# Exercise brief
Repeat, exactly and in full, the lines of the listing below, but without any pictures.

# Data excerpts
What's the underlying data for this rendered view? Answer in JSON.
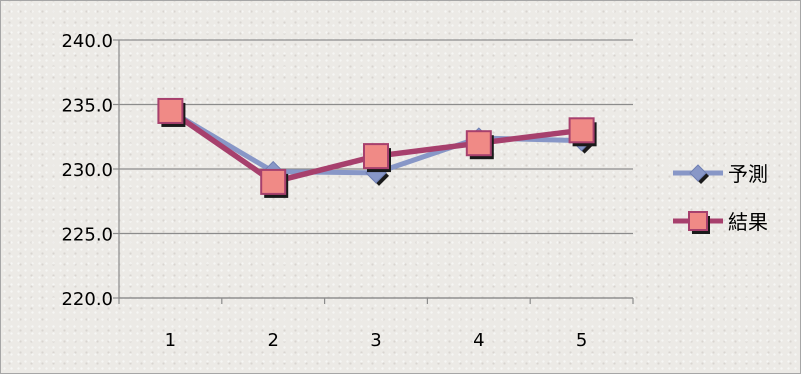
{
  "chart_data": {
    "type": "line",
    "categories": [
      "1",
      "2",
      "3",
      "4",
      "5"
    ],
    "series": [
      {
        "name": "予測",
        "values": [
          234.5,
          229.8,
          229.7,
          232.4,
          232.2
        ],
        "color": "#8897c7",
        "marker": "diamond"
      },
      {
        "name": "結果",
        "values": [
          234.5,
          229.0,
          231.0,
          232.0,
          233.0
        ],
        "color": "#a7406d",
        "marker_fill": "#f08a86",
        "marker": "square"
      }
    ],
    "ylim": [
      220.0,
      240.0
    ],
    "ytick_labels": [
      "220.0",
      "225.0",
      "230.0",
      "235.0",
      "240.0"
    ],
    "xlabel": "",
    "ylabel": "",
    "title": "",
    "grid": "horizontal",
    "legend_position": "right"
  }
}
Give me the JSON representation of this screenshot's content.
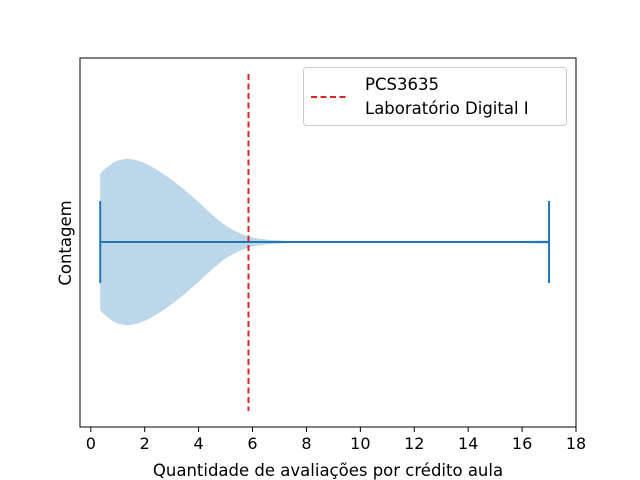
{
  "chart_data": {
    "type": "violin",
    "orientation": "horizontal",
    "xlabel": "Quantidade de avaliações por crédito aula",
    "ylabel": "Contagem",
    "xlim": [
      -0.4,
      18
    ],
    "x_ticks": [
      0,
      2,
      4,
      6,
      8,
      10,
      12,
      14,
      16,
      18
    ],
    "grid": false,
    "violin": {
      "min": 0.35,
      "max": 17.0,
      "fill_color": "#bcd6ea",
      "line_color": "#1f77b4",
      "density_profile": [
        {
          "x": 0.35,
          "d": 0.82
        },
        {
          "x": 0.6,
          "d": 0.9
        },
        {
          "x": 1.0,
          "d": 0.98
        },
        {
          "x": 1.45,
          "d": 1.0
        },
        {
          "x": 2.0,
          "d": 0.95
        },
        {
          "x": 2.5,
          "d": 0.86
        },
        {
          "x": 3.0,
          "d": 0.75
        },
        {
          "x": 3.5,
          "d": 0.62
        },
        {
          "x": 4.0,
          "d": 0.48
        },
        {
          "x": 4.5,
          "d": 0.33
        },
        {
          "x": 5.0,
          "d": 0.2
        },
        {
          "x": 5.5,
          "d": 0.11
        },
        {
          "x": 6.0,
          "d": 0.055
        },
        {
          "x": 6.5,
          "d": 0.03
        },
        {
          "x": 7.0,
          "d": 0.018
        },
        {
          "x": 7.5,
          "d": 0.01
        },
        {
          "x": 8.0,
          "d": 0.005
        },
        {
          "x": 9.0,
          "d": 0.002
        },
        {
          "x": 10.0,
          "d": 0.0
        },
        {
          "x": 13.5,
          "d": 0.0
        },
        {
          "x": 14.5,
          "d": 0.002
        },
        {
          "x": 15.5,
          "d": 0.007
        },
        {
          "x": 16.3,
          "d": 0.016
        },
        {
          "x": 17.0,
          "d": 0.02
        }
      ]
    },
    "reference_line": {
      "x": 5.85,
      "color": "#d62728",
      "style": "dashed",
      "label_line1": "PCS3635",
      "label_line2": "Laboratório Digital I"
    },
    "legend_position": "top-right"
  }
}
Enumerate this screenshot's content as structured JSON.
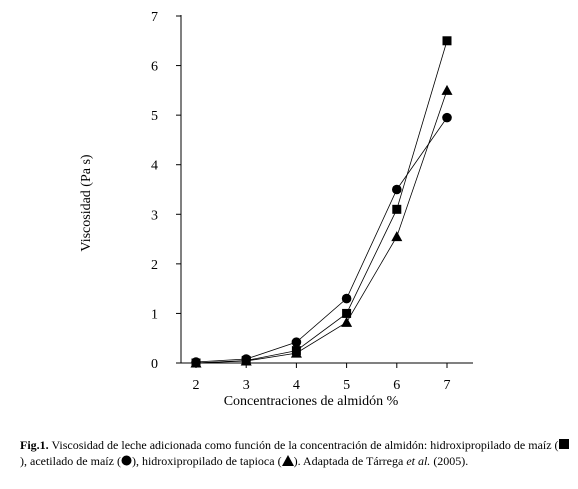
{
  "chart_data": {
    "type": "line",
    "x": [
      2,
      3,
      4,
      5,
      6,
      7
    ],
    "xlabel": "Concentraciones de almidón %",
    "ylabel": "Viscosidad (Pa s)",
    "xlim": [
      2,
      7
    ],
    "ylim": [
      0,
      7
    ],
    "xticks": [
      2,
      3,
      4,
      5,
      6,
      7
    ],
    "yticks": [
      0,
      1,
      2,
      3,
      4,
      5,
      6,
      7
    ],
    "grid": false,
    "legend": "none",
    "series": [
      {
        "marker": "square",
        "values": [
          0.0,
          0.05,
          0.25,
          1.0,
          3.1,
          6.5
        ]
      },
      {
        "marker": "circle",
        "values": [
          0.02,
          0.08,
          0.42,
          1.3,
          3.5,
          4.95
        ]
      },
      {
        "marker": "triangle",
        "values": [
          0.0,
          0.04,
          0.2,
          0.82,
          2.55,
          5.5
        ]
      }
    ]
  },
  "caption": {
    "label": "Fig.1.",
    "text1": " Viscosidad de leche adicionada como función de la concentración de almidón: hidroxipropilado de maíz (",
    "text2": "), acetilado de maíz (",
    "text3": "), hidroxipropilado de tapioca (",
    "text4": "). Adaptada de Tárrega ",
    "etal": "et al.",
    "text5": " (2005)."
  }
}
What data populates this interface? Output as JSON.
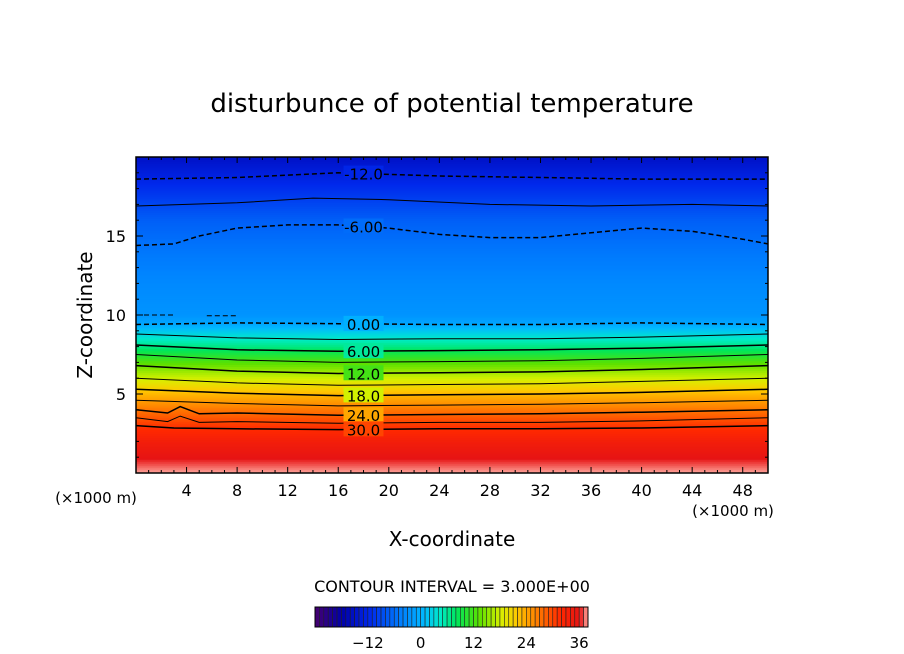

# Result below
What's the underlying data for this rendered view? Answer in JSON.
{
  "chart_data": {
    "type": "line",
    "categories": [
      "1",
      "2",
      "3",
      "4",
      "5"
    ],
    "series": [
      {
        "name": "予測",
        "values": [
          234.5,
          229.8,
          229.7,
          232.4,
          232.2
        ],
        "color": "#8897c7",
        "marker": "diamond"
      },
      {
        "name": "結果",
        "values": [
          234.5,
          229.0,
          231.0,
          232.0,
          233.0
        ],
        "color": "#a7406d",
        "marker_fill": "#f08a86",
        "marker": "square"
      }
    ],
    "ylim": [
      220.0,
      240.0
    ],
    "ytick_labels": [
      "220.0",
      "225.0",
      "230.0",
      "235.0",
      "240.0"
    ],
    "xlabel": "",
    "ylabel": "",
    "title": "",
    "grid": "horizontal",
    "legend_position": "right"
  }
}
Give me the JSON representation of this screenshot's content.
{
  "chart_data": {
    "type": "violin",
    "orientation": "horizontal",
    "xlabel": "Quantidade de avaliações por crédito aula",
    "ylabel": "Contagem",
    "xlim": [
      -0.4,
      18
    ],
    "x_ticks": [
      0,
      2,
      4,
      6,
      8,
      10,
      12,
      14,
      16,
      18
    ],
    "grid": false,
    "violin": {
      "min": 0.35,
      "max": 17.0,
      "fill_color": "#bcd6ea",
      "line_color": "#1f77b4",
      "density_profile": [
        {
          "x": 0.35,
          "d": 0.82
        },
        {
          "x": 0.6,
          "d": 0.9
        },
        {
          "x": 1.0,
          "d": 0.98
        },
        {
          "x": 1.45,
          "d": 1.0
        },
        {
          "x": 2.0,
          "d": 0.95
        },
        {
          "x": 2.5,
          "d": 0.86
        },
        {
          "x": 3.0,
          "d": 0.75
        },
        {
          "x": 3.5,
          "d": 0.62
        },
        {
          "x": 4.0,
          "d": 0.48
        },
        {
          "x": 4.5,
          "d": 0.33
        },
        {
          "x": 5.0,
          "d": 0.2
        },
        {
          "x": 5.5,
          "d": 0.11
        },
        {
          "x": 6.0,
          "d": 0.055
        },
        {
          "x": 6.5,
          "d": 0.03
        },
        {
          "x": 7.0,
          "d": 0.018
        },
        {
          "x": 7.5,
          "d": 0.01
        },
        {
          "x": 8.0,
          "d": 0.005
        },
        {
          "x": 9.0,
          "d": 0.002
        },
        {
          "x": 10.0,
          "d": 0.0
        },
        {
          "x": 13.5,
          "d": 0.0
        },
        {
          "x": 14.5,
          "d": 0.002
        },
        {
          "x": 15.5,
          "d": 0.007
        },
        {
          "x": 16.3,
          "d": 0.016
        },
        {
          "x": 17.0,
          "d": 0.02
        }
      ]
    },
    "reference_line": {
      "x": 5.85,
      "color": "#d62728",
      "style": "dashed",
      "label_line1": "PCS3635",
      "label_line2": "Laboratório Digital I"
    },
    "legend_position": "top-right"
  }
}
Enumerate this screenshot's content as structured JSON.
{
  "chart_data": {
    "type": "line",
    "x": [
      2,
      3,
      4,
      5,
      6,
      7
    ],
    "xlabel": "Concentraciones de almidón %",
    "ylabel": "Viscosidad (Pa s)",
    "xlim": [
      2,
      7
    ],
    "ylim": [
      0,
      7
    ],
    "xticks": [
      2,
      3,
      4,
      5,
      6,
      7
    ],
    "yticks": [
      0,
      1,
      2,
      3,
      4,
      5,
      6,
      7
    ],
    "grid": false,
    "legend": "none",
    "series": [
      {
        "marker": "square",
        "values": [
          0.0,
          0.05,
          0.25,
          1.0,
          3.1,
          6.5
        ]
      },
      {
        "marker": "circle",
        "values": [
          0.02,
          0.08,
          0.42,
          1.3,
          3.5,
          4.95
        ]
      },
      {
        "marker": "triangle",
        "values": [
          0.0,
          0.04,
          0.2,
          0.82,
          2.55,
          5.5
        ]
      }
    ]
  },
  "caption": {
    "label": "Fig.1.",
    "text1": " Viscosidad de leche adicionada como función de la concentración de almidón: hidroxipropilado de maíz (",
    "text2": "), acetilado de maíz (",
    "text3": "), hidroxipropilado de tapioca (",
    "text4": "). Adaptada de Tárrega ",
    "etal": "et al.",
    "text5": " (2005)."
  }
}
What data populates this interface? Output as JSON.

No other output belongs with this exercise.